- [Recorded data]:
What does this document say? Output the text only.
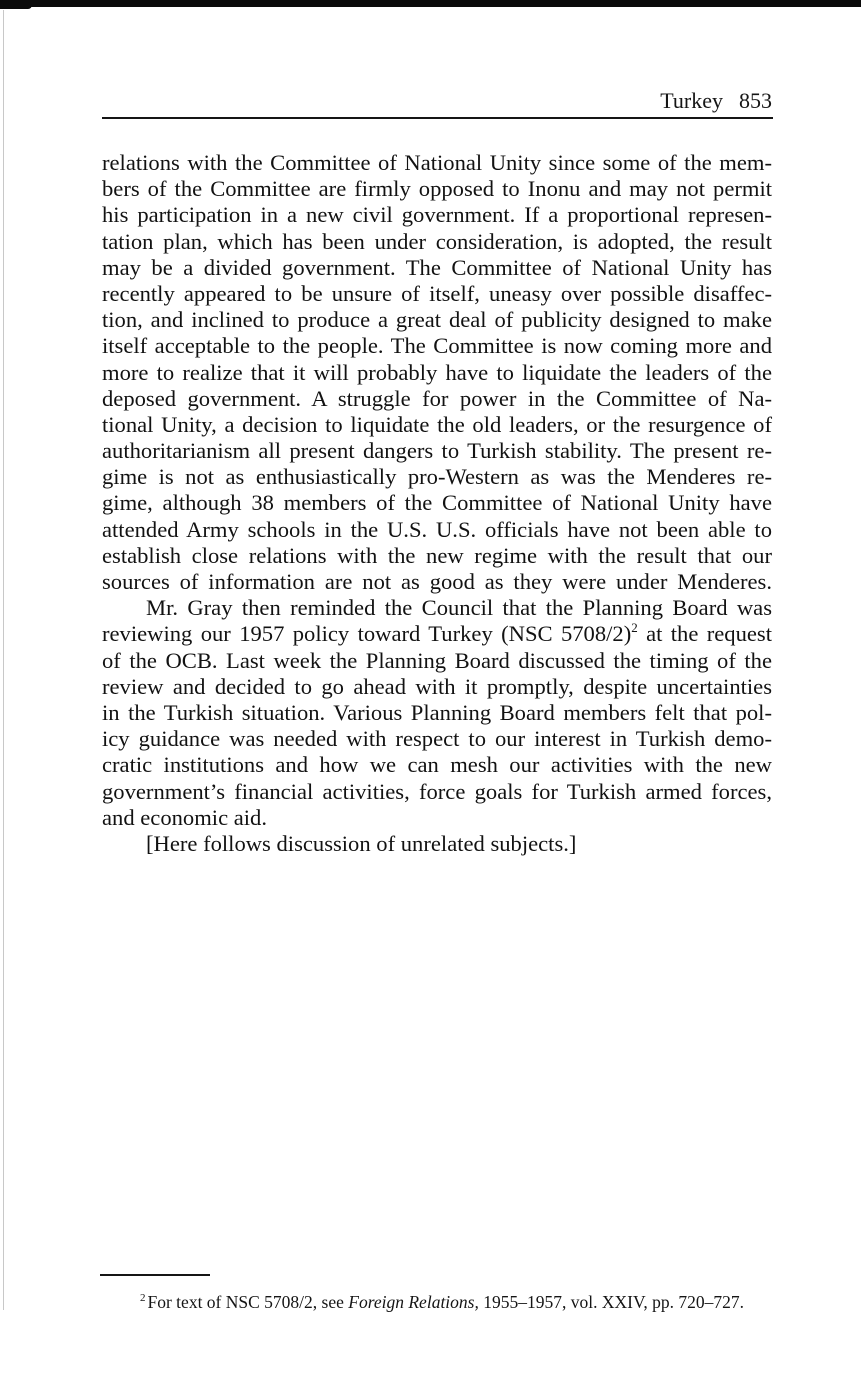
Turkey 853
relations with the Committee of National Unity since some of the mem-
bers of the Committee are firmly opposed to Inonu and may not permit
his participation in a new civil government. If a proportional represen-
tation plan, which has been under consideration, is adopted, the result
may be a divided government. The Committee of National Unity has
recently appeared to be unsure of itself, uneasy over possible disaffec-
tion, and inclined to produce a great deal of publicity designed to make
itself acceptable to the people. The Committee is now coming more and
more to realize that it will probably have to liquidate the leaders of the
deposed government. A struggle for power in the Committee of Na-
tional Unity, a decision to liquidate the old leaders, or the resurgence of
authoritarianism all present dangers to Turkish stability. The present re-
gime is not as enthusiastically pro-Western as was the Menderes re-
gime, although 38 members of the Committee of National Unity have
attended Army schools in the U.S. U.S. officials have not been able to
establish close relations with the new regime with the result that our
sources of information are not as good as they were under Menderes.
Mr. Gray then reminded the Council that the Planning Board was
reviewing our 1957 policy toward Turkey (NSC 5708/2)$^2$ at the request
of the OCB. Last week the Planning Board discussed the timing of the
review and decided to go ahead with it promptly, despite uncertainties
in the Turkish situation. Various Planning Board members felt that pol-
icy guidance was needed with respect to our interest in Turkish demo-
cratic institutions and how we can mesh our activities with the new
government’s financial activities, force goals for Turkish armed forces,
and economic aid.
[Here follows discussion of unrelated subjects.]
$^2$ For text of NSC 5708/2, see Foreign Relations, 1955–1957, vol. XXIV, pp. 720–727.
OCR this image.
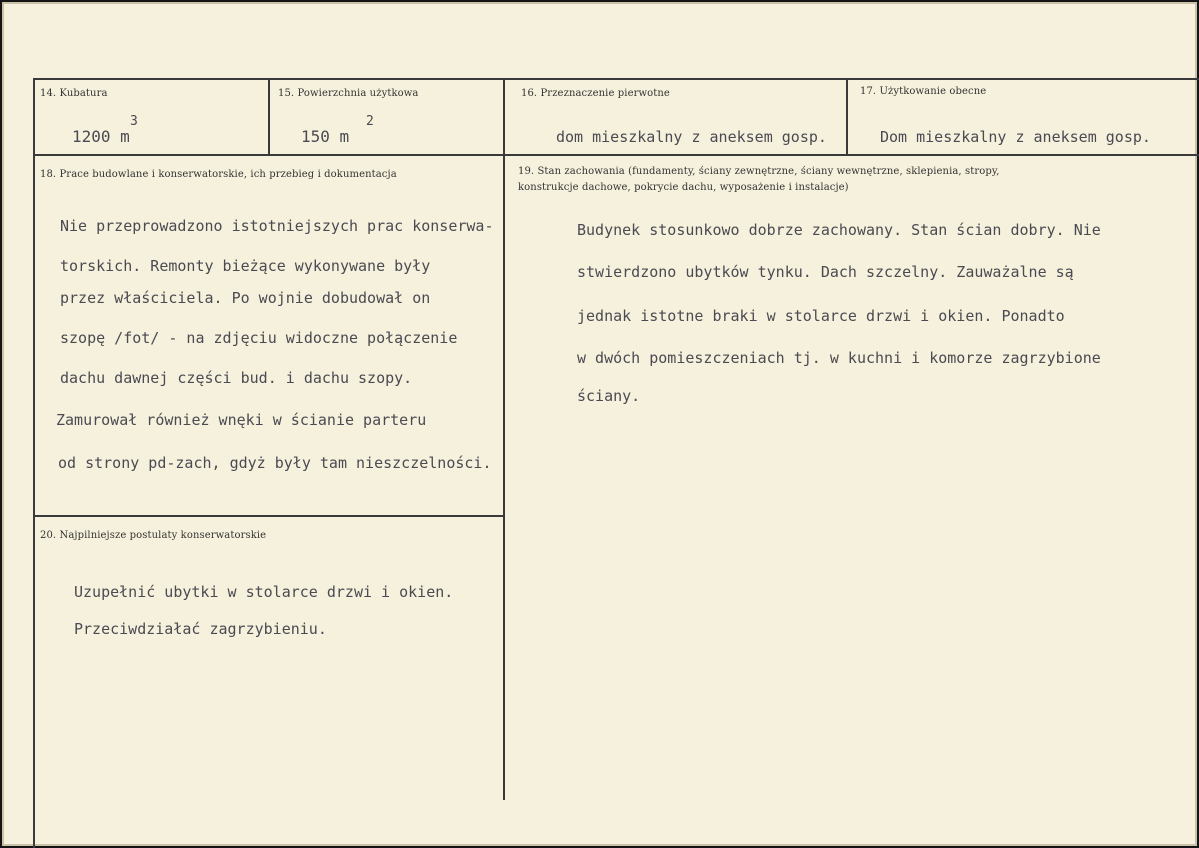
14. Kubatura
1200 m
3
15. Powierzchnia użytkowa
150 m
2
16. Przeznaczenie pierwotne
dom mieszkalny z aneksem gosp.
17. Użytkowanie obecne
Dom mieszkalny z aneksem gosp.
18. Prace budowlane i konserwatorskie, ich przebieg i dokumentacja
Nie przeprowadzono istotniejszych prac konserwa-
torskich. Remonty bieżące wykonywane były
przez właściciela. Po wojnie dobudował on
szopę /fot/ - na zdjęciu widoczne połączenie
dachu dawnej części bud. i dachu szopy.
Zamurował również wnęki w ścianie parteru
od strony pd-zach, gdyż były tam nieszczelności.
19. Stan zachowania (fundamenty, ściany zewnętrzne, ściany wewnętrzne, sklepienia, stropy,
konstrukcje dachowe, pokrycie dachu, wyposażenie i instalacje)
Budynek stosunkowo dobrze zachowany. Stan ścian dobry. Nie
stwierdzono ubytków tynku. Dach szczelny. Zauważalne są
jednak istotne braki w stolarce drzwi i okien. Ponadto
w dwóch pomieszczeniach tj. w kuchni i komorze zagrzybione
ściany.
20. Najpilniejsze postulaty konserwatorskie
Uzupełnić ubytki w stolarce drzwi i okien.
Przeciwdziałać zagrzybieniu.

- [Your goal]: Write out the records above exactly as they appear, leaving out any pictures.

- [In response]:
What does this document say? Output the text only.
Turkey 853
relations with the Committee of National Unity since some of the mem-
bers of the Committee are firmly opposed to Inonu and may not permit
his participation in a new civil government. If a proportional represen-
tation plan, which has been under consideration, is adopted, the result
may be a divided government. The Committee of National Unity has
recently appeared to be unsure of itself, uneasy over possible disaffec-
tion, and inclined to produce a great deal of publicity designed to make
itself acceptable to the people. The Committee is now coming more and
more to realize that it will probably have to liquidate the leaders of the
deposed government. A struggle for power in the Committee of Na-
tional Unity, a decision to liquidate the old leaders, or the resurgence of
authoritarianism all present dangers to Turkish stability. The present re-
gime is not as enthusiastically pro-Western as was the Menderes re-
gime, although 38 members of the Committee of National Unity have
attended Army schools in the U.S. U.S. officials have not been able to
establish close relations with the new regime with the result that our
sources of information are not as good as they were under Menderes.
Mr. Gray then reminded the Council that the Planning Board was
reviewing our 1957 policy toward Turkey (NSC 5708/2)$^2$ at the request
of the OCB. Last week the Planning Board discussed the timing of the
review and decided to go ahead with it promptly, despite uncertainties
in the Turkish situation. Various Planning Board members felt that pol-
icy guidance was needed with respect to our interest in Turkish demo-
cratic institutions and how we can mesh our activities with the new
government’s financial activities, force goals for Turkish armed forces,
and economic aid.
[Here follows discussion of unrelated subjects.]
$^2$ For text of NSC 5708/2, see Foreign Relations, 1955–1957, vol. XXIV, pp. 720–727.
OCR this image.
14. Kubatura
1200 m
3
15. Powierzchnia użytkowa
150 m
2
16. Przeznaczenie pierwotne
dom mieszkalny z aneksem gosp.
17. Użytkowanie obecne
Dom mieszkalny z aneksem gosp.
18. Prace budowlane i konserwatorskie, ich przebieg i dokumentacja
Nie przeprowadzono istotniejszych prac konserwa-
torskich. Remonty bieżące wykonywane były
przez właściciela. Po wojnie dobudował on
szopę /fot/ - na zdjęciu widoczne połączenie
dachu dawnej części bud. i dachu szopy.
Zamurował również wnęki w ścianie parteru
od strony pd-zach, gdyż były tam nieszczelności.
19. Stan zachowania (fundamenty, ściany zewnętrzne, ściany wewnętrzne, sklepienia, stropy,
konstrukcje dachowe, pokrycie dachu, wyposażenie i instalacje)
Budynek stosunkowo dobrze zachowany. Stan ścian dobry. Nie
stwierdzono ubytków tynku. Dach szczelny. Zauważalne są
jednak istotne braki w stolarce drzwi i okien. Ponadto
w dwóch pomieszczeniach tj. w kuchni i komorze zagrzybione
ściany.
20. Najpilniejsze postulaty konserwatorskie
Uzupełnić ubytki w stolarce drzwi i okien.
Przeciwdziałać zagrzybieniu.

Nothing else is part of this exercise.